(Extracted entries)

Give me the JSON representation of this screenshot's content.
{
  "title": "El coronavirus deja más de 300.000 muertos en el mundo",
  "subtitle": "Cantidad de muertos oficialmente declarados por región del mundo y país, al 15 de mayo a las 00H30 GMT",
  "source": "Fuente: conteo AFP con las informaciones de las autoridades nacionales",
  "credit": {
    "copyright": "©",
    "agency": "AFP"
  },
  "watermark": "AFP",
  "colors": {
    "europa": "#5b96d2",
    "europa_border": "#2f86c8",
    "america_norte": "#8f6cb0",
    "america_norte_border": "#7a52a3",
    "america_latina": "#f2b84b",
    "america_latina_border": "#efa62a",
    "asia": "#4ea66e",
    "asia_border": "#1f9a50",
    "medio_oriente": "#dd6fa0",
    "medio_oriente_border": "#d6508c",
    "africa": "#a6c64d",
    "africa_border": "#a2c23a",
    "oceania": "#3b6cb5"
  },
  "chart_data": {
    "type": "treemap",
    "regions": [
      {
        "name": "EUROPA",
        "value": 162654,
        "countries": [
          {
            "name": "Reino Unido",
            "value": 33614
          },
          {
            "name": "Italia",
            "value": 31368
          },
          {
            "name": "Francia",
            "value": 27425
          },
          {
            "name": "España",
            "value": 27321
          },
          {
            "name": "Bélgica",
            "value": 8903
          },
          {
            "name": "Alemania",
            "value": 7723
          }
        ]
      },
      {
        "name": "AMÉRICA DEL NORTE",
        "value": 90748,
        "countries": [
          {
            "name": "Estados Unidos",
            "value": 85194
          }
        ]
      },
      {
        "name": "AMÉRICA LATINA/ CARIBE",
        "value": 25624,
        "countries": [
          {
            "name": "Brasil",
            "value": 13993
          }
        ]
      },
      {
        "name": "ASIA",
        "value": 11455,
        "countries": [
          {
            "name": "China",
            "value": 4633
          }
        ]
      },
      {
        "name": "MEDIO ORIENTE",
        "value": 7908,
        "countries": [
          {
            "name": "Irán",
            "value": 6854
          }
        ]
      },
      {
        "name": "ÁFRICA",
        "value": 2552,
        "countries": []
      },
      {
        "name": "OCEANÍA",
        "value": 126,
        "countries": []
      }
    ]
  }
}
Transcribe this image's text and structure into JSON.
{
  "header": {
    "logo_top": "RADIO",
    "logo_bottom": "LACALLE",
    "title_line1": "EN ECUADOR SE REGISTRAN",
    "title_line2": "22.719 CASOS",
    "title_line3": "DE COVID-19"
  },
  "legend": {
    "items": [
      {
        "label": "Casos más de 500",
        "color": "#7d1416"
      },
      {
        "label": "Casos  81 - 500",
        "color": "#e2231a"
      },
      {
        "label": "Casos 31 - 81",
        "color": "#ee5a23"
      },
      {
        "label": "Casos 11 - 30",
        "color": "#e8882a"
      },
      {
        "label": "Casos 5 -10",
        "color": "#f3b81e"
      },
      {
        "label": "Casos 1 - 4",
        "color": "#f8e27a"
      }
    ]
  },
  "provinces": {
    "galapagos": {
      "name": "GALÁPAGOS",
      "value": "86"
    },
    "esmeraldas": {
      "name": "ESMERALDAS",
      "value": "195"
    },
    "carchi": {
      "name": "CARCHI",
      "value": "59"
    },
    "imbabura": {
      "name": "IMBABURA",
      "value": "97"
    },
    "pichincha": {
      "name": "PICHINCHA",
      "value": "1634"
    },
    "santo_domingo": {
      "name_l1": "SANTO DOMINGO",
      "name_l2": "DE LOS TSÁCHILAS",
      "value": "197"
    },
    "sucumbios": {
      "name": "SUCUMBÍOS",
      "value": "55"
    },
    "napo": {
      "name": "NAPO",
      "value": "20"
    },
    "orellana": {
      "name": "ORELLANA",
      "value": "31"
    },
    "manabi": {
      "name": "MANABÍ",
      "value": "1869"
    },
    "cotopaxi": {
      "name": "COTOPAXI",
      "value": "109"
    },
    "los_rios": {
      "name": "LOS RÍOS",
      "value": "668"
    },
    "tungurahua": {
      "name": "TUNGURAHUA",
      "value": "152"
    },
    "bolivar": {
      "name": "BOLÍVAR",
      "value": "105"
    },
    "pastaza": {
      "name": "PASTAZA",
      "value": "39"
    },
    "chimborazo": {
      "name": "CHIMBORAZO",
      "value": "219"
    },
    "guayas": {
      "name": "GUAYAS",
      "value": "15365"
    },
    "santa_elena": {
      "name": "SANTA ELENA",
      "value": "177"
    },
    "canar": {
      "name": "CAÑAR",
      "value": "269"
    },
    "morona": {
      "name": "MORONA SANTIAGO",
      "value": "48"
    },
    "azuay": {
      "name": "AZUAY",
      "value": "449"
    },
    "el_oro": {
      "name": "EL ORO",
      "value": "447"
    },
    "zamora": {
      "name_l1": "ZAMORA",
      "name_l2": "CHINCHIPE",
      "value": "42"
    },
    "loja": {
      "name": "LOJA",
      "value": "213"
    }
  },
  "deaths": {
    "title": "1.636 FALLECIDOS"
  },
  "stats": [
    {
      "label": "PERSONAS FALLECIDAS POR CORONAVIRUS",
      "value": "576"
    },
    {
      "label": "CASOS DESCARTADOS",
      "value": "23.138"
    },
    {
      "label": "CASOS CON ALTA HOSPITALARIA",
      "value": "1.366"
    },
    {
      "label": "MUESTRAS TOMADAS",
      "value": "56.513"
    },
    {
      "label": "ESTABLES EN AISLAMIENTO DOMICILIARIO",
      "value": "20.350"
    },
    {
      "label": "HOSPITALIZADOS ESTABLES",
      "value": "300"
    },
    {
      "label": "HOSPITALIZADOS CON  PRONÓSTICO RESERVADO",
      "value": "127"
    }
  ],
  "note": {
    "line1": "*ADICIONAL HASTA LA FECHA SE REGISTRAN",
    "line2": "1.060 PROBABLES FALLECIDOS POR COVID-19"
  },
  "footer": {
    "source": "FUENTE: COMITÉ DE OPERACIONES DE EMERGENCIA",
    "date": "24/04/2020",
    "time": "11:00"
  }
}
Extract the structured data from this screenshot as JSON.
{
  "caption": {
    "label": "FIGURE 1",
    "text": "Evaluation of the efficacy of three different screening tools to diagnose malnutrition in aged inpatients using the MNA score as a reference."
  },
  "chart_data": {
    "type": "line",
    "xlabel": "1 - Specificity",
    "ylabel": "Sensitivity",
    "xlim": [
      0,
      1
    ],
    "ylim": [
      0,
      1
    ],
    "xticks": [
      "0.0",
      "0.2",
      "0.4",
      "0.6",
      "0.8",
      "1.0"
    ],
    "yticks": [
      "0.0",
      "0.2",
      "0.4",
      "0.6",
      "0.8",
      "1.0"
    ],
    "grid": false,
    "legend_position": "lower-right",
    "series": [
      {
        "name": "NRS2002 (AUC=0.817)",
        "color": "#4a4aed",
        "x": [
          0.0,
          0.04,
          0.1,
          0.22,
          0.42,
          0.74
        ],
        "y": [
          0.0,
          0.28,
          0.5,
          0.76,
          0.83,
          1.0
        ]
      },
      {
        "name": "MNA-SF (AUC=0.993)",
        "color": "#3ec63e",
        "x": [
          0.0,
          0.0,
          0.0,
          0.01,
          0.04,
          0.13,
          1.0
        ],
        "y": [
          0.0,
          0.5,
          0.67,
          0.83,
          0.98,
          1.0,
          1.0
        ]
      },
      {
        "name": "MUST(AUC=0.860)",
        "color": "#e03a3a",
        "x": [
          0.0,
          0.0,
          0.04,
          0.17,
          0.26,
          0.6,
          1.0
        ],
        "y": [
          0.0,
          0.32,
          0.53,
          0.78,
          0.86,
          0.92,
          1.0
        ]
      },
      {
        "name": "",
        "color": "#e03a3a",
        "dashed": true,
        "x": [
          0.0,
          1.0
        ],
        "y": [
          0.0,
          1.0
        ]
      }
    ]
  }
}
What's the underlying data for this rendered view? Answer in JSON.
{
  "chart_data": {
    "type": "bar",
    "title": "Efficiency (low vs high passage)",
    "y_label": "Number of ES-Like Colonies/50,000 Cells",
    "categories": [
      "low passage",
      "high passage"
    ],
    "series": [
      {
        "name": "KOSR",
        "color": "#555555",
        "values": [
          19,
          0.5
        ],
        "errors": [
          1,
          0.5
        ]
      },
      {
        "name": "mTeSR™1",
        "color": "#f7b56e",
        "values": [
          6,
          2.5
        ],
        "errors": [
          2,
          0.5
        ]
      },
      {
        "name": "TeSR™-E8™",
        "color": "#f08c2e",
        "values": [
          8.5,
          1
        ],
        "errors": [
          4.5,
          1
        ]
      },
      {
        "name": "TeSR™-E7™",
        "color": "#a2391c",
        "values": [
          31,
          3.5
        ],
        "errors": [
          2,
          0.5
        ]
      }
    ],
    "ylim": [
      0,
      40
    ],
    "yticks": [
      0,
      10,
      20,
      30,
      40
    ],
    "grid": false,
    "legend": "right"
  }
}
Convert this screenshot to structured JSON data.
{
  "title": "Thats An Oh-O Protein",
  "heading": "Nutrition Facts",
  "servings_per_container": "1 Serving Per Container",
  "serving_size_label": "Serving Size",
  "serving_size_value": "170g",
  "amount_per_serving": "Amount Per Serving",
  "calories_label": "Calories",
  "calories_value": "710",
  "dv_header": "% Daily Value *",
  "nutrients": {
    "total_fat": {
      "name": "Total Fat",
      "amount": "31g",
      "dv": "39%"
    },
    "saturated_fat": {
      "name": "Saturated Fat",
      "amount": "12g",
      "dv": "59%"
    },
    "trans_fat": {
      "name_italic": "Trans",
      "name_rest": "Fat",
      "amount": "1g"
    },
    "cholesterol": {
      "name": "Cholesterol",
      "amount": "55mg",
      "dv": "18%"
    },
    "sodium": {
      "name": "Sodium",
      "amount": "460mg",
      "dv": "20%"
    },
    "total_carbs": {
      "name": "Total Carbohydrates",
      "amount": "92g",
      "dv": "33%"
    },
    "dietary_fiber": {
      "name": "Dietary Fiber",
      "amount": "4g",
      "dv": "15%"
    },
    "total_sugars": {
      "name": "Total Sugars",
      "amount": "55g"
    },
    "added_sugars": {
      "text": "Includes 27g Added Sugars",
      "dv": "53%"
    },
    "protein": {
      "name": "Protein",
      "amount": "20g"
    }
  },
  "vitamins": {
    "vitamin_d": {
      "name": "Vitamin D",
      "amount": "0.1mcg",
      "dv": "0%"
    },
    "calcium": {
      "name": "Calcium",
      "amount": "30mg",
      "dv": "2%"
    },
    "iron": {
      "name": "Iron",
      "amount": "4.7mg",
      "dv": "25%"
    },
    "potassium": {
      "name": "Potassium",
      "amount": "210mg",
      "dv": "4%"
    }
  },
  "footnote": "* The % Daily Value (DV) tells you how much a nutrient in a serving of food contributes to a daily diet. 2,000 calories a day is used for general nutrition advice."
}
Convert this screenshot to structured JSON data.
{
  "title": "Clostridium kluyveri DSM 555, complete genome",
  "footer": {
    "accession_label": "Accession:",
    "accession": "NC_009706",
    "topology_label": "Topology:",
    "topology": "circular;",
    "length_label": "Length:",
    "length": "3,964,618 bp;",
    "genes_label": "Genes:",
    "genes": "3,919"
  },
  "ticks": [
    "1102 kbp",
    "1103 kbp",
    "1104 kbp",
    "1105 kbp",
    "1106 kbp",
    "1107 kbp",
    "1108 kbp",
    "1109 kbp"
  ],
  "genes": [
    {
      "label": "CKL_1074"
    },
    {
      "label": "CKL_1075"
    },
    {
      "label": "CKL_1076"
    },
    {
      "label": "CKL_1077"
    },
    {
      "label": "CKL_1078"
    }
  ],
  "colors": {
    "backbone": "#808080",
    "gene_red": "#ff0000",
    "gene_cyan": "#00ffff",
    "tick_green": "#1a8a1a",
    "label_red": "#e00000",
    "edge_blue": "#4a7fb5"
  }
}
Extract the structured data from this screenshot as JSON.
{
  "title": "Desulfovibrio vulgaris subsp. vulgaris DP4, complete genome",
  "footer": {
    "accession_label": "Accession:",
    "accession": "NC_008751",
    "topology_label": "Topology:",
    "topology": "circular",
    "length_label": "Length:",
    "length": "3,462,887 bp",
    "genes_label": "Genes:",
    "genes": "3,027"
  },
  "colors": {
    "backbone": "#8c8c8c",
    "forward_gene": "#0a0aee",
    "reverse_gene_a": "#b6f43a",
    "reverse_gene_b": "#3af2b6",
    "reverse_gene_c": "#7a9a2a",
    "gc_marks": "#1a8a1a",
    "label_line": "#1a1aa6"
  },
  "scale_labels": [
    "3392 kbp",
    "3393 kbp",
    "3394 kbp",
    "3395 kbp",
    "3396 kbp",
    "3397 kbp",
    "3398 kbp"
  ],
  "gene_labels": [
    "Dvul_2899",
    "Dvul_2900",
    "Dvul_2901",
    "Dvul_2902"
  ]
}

(End Extracted entries)

_What is expected_:
Would you copy every line of the entries that includes the word "COVID"?

_Result of this task_:
    "title_line3": "DE COVID-19"
    "line2": "1.060 PROBABLES FALLECIDOS POR COVID-19"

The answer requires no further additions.